■ Work instructions
Answer with nothing but a number: how many lines include the word "Ushbu"?

■ Input data
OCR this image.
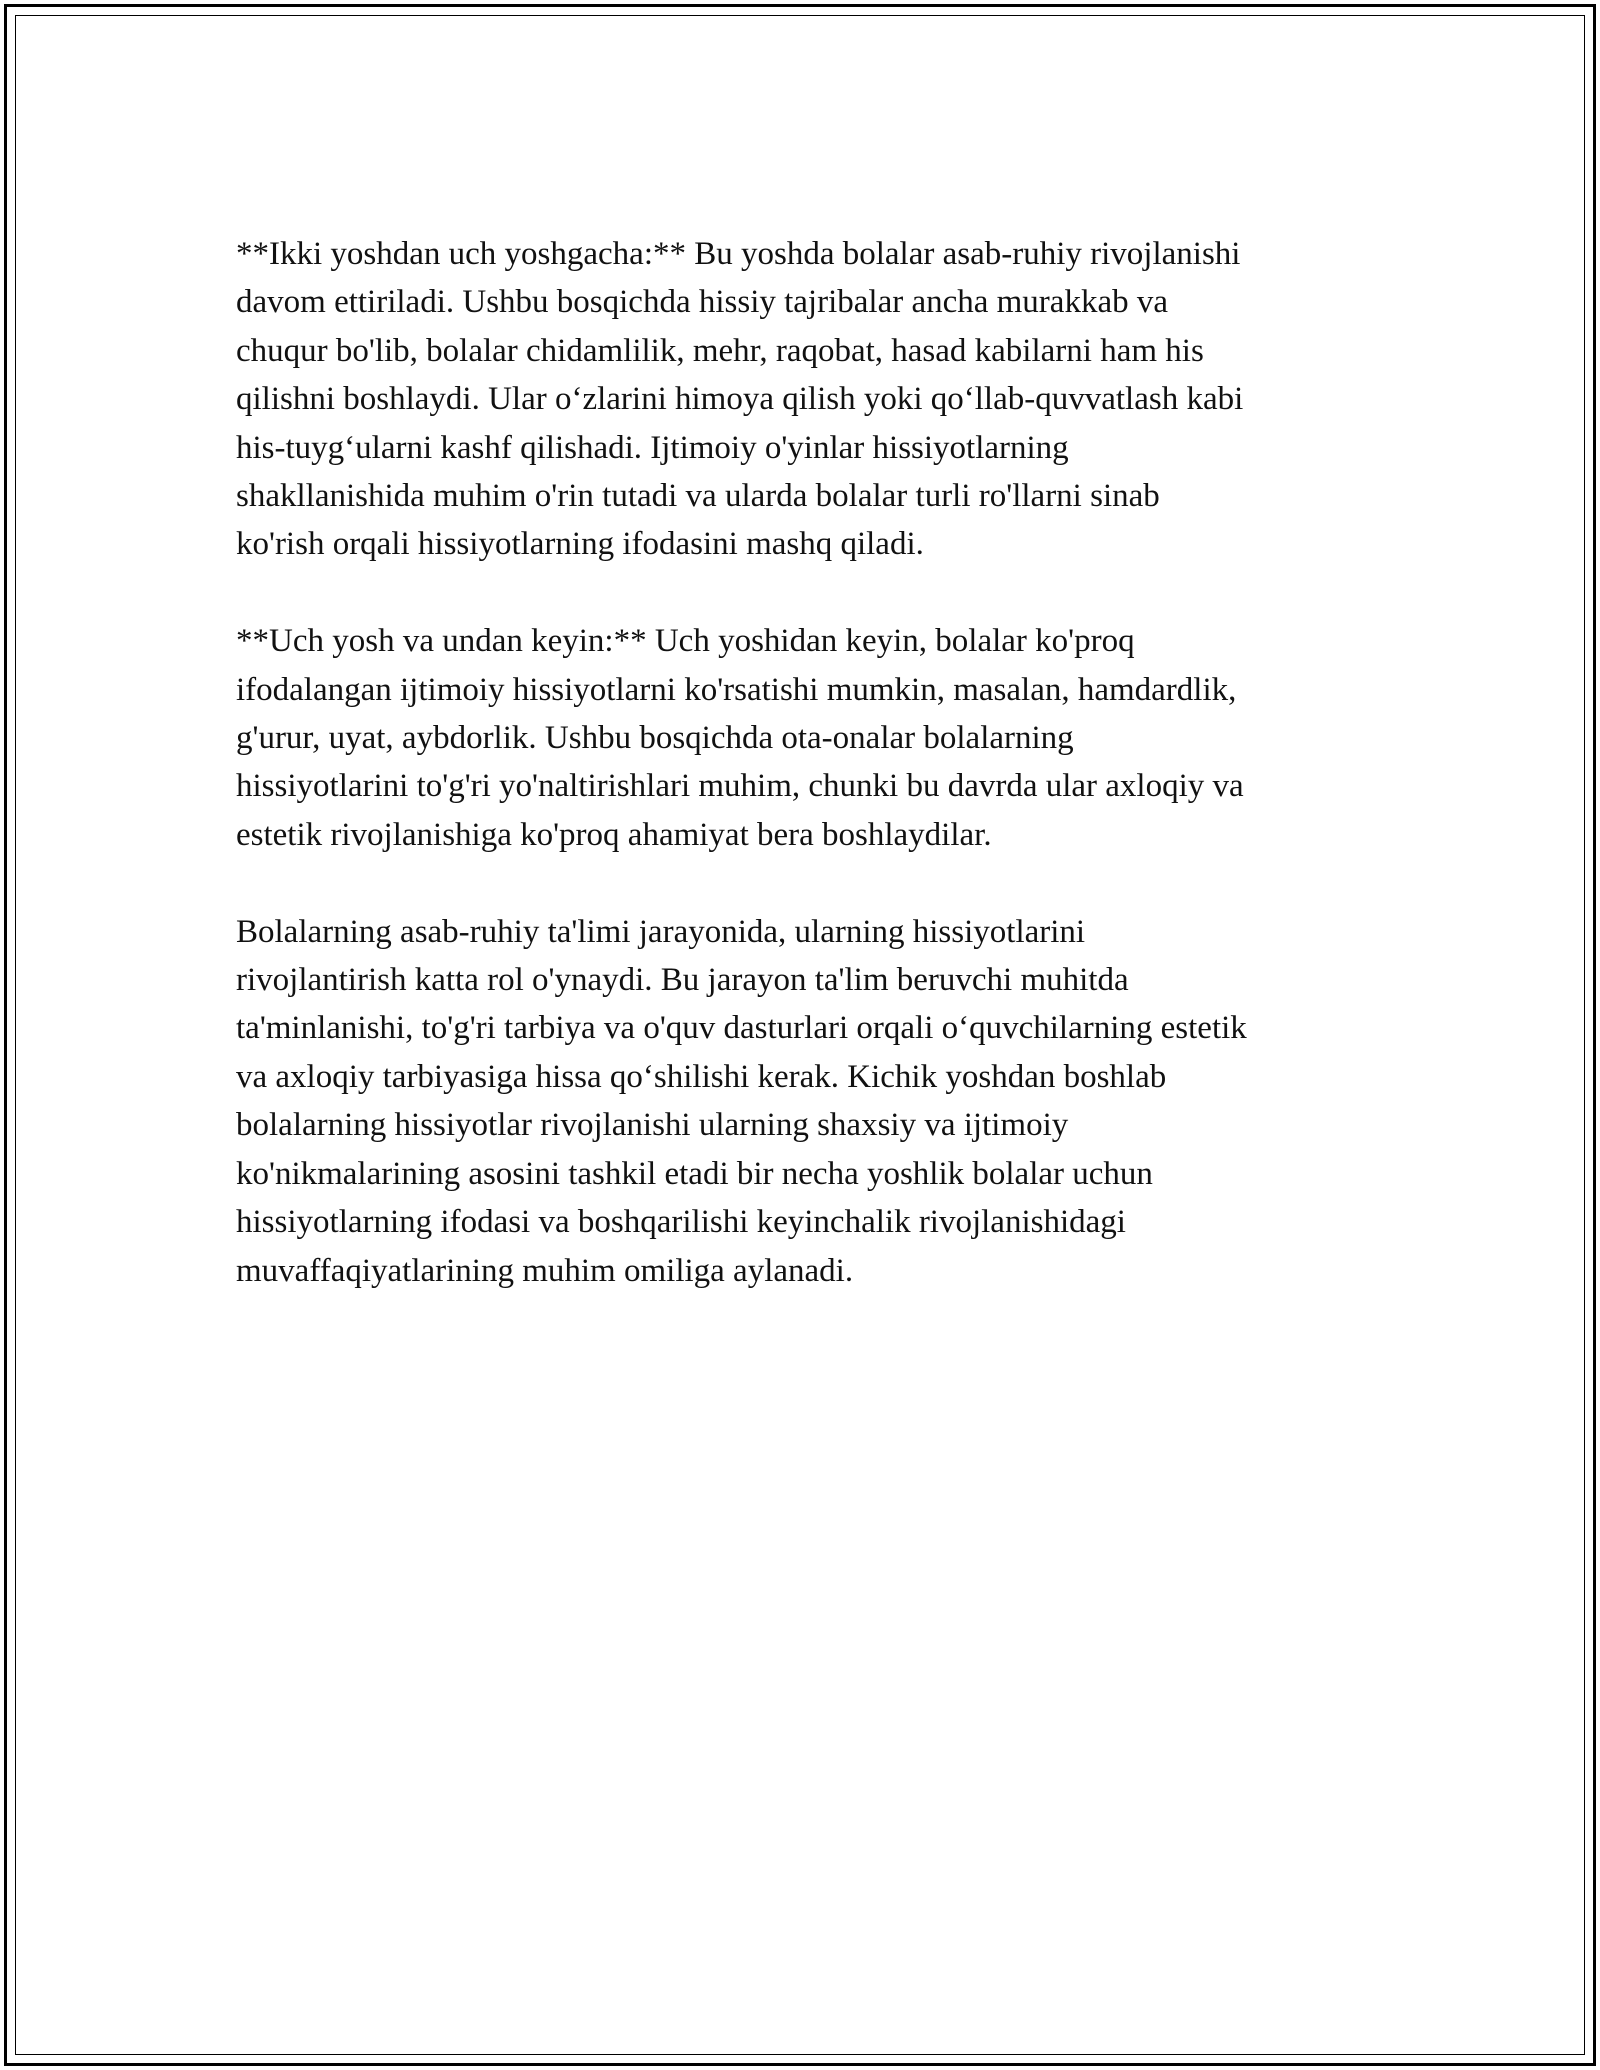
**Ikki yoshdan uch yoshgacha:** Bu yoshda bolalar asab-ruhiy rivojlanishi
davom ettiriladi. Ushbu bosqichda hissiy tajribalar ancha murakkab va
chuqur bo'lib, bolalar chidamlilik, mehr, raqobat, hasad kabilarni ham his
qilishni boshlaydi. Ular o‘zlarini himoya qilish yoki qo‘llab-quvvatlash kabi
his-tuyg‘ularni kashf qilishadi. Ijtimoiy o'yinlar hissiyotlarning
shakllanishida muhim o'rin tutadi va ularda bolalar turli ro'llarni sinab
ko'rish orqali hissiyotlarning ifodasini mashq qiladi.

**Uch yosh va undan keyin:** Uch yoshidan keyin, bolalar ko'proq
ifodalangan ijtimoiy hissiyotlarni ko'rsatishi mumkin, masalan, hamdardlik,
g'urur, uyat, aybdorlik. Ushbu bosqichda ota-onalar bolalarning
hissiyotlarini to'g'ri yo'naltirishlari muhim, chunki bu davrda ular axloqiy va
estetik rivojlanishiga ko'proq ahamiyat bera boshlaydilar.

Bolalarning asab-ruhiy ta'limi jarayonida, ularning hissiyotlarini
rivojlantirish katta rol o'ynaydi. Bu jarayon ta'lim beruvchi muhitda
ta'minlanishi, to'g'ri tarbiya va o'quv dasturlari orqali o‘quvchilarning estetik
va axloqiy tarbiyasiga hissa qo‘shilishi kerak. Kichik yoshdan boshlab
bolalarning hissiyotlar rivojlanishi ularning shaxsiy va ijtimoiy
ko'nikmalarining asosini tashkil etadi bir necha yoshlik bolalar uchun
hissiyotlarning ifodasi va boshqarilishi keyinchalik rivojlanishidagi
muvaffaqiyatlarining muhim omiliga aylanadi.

■ The reply
2